- [DATA TO USE]
=-=-=-=-=

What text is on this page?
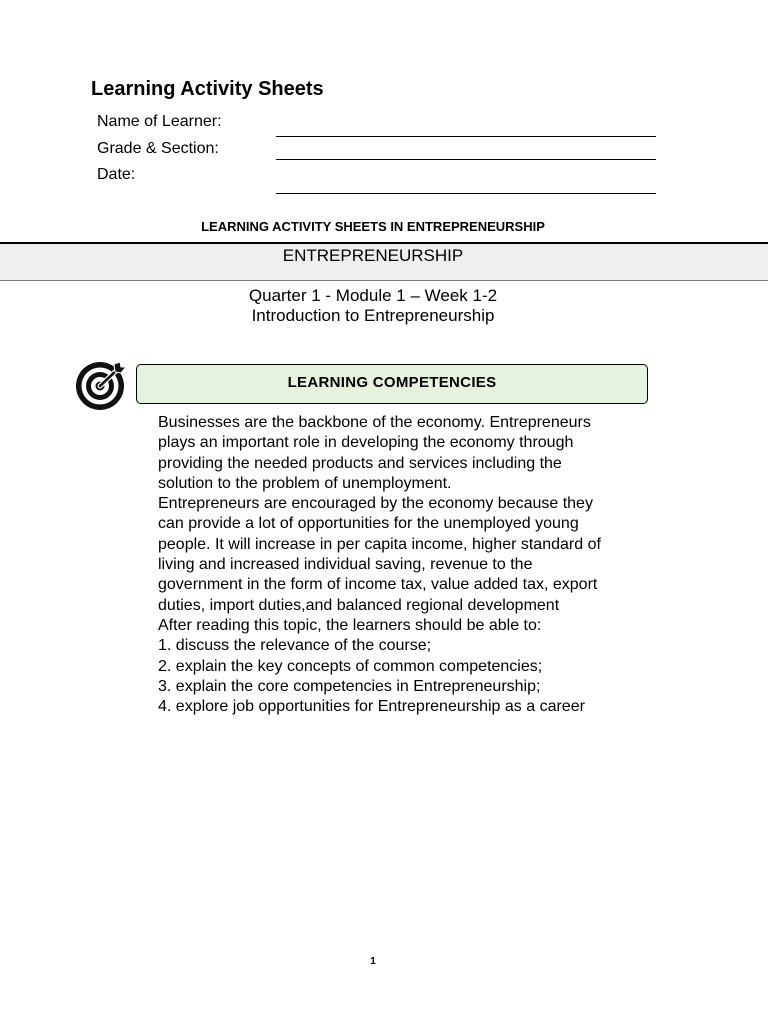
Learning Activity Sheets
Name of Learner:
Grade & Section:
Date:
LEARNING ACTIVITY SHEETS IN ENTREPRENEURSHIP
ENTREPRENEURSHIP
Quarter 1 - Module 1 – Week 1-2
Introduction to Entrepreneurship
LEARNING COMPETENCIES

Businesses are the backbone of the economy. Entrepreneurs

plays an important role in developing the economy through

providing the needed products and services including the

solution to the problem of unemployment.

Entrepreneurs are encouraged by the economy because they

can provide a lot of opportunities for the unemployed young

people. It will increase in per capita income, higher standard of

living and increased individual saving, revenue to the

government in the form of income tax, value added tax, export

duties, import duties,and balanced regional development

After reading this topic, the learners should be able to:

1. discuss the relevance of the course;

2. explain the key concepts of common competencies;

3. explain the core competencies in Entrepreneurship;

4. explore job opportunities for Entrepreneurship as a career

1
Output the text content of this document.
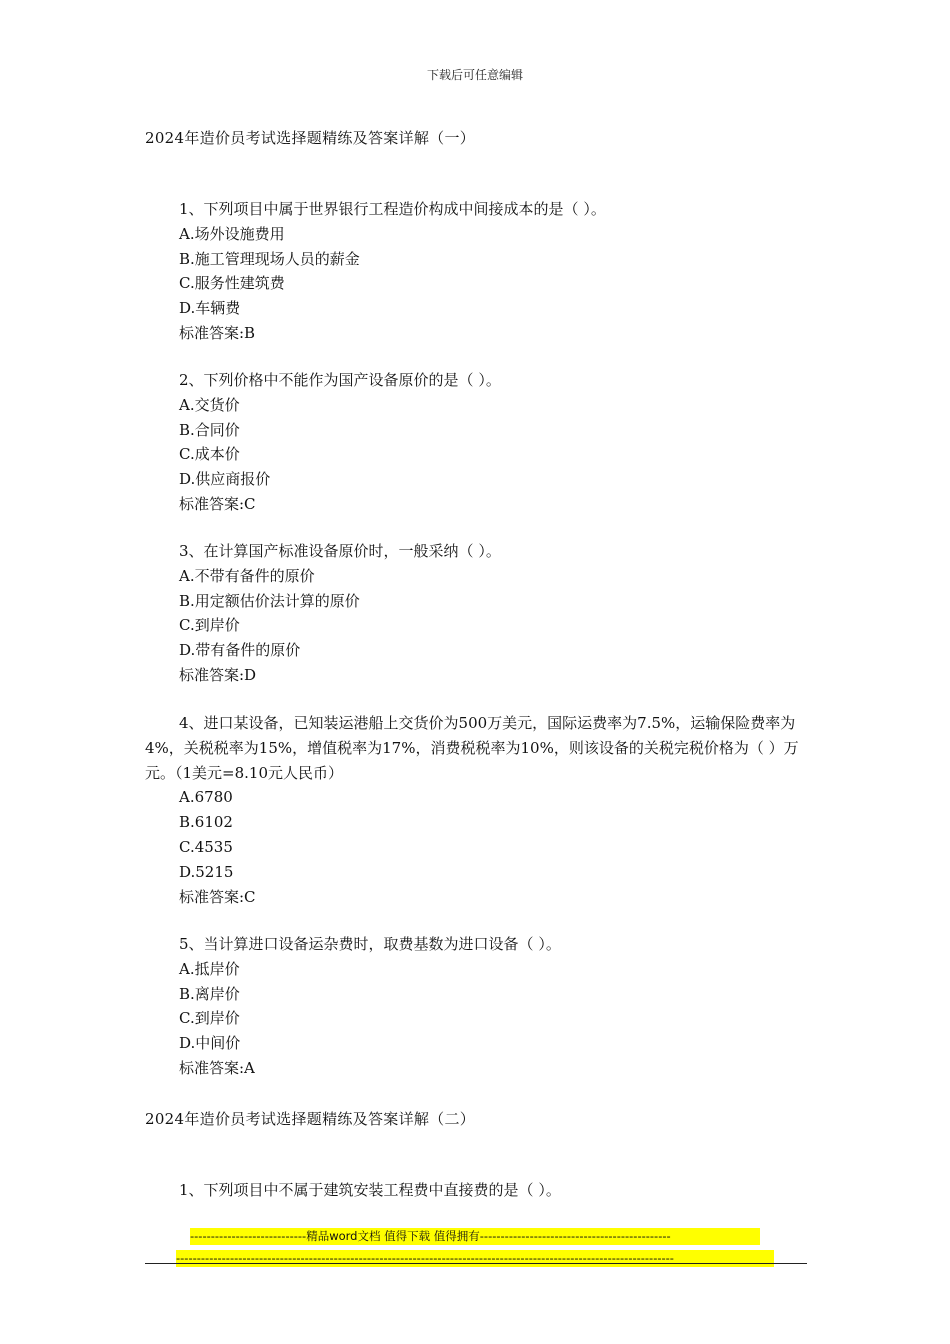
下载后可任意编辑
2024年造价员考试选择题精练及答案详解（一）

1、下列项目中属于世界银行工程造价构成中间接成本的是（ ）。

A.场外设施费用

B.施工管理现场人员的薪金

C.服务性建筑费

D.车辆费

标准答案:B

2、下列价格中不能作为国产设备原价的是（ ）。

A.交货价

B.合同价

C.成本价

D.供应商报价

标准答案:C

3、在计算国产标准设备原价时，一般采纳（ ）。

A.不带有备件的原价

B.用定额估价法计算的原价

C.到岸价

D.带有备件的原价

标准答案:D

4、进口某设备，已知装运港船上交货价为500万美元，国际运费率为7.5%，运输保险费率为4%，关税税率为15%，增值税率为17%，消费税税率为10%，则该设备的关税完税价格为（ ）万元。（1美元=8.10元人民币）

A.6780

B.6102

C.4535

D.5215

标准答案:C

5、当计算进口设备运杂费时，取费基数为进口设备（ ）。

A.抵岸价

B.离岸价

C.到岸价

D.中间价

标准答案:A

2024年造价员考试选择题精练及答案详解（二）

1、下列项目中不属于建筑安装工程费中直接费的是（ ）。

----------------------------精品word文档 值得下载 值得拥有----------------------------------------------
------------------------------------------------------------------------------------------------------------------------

=-=-=-=-=

- [STATED TASK] Your task is to gather every line with the word "economy" and copy it.

- [PROBLEM SOLUTION]
Businesses are the backbone of the economy. Entrepreneurs
plays an important role in developing the economy through
Entrepreneurs are encouraged by the economy because they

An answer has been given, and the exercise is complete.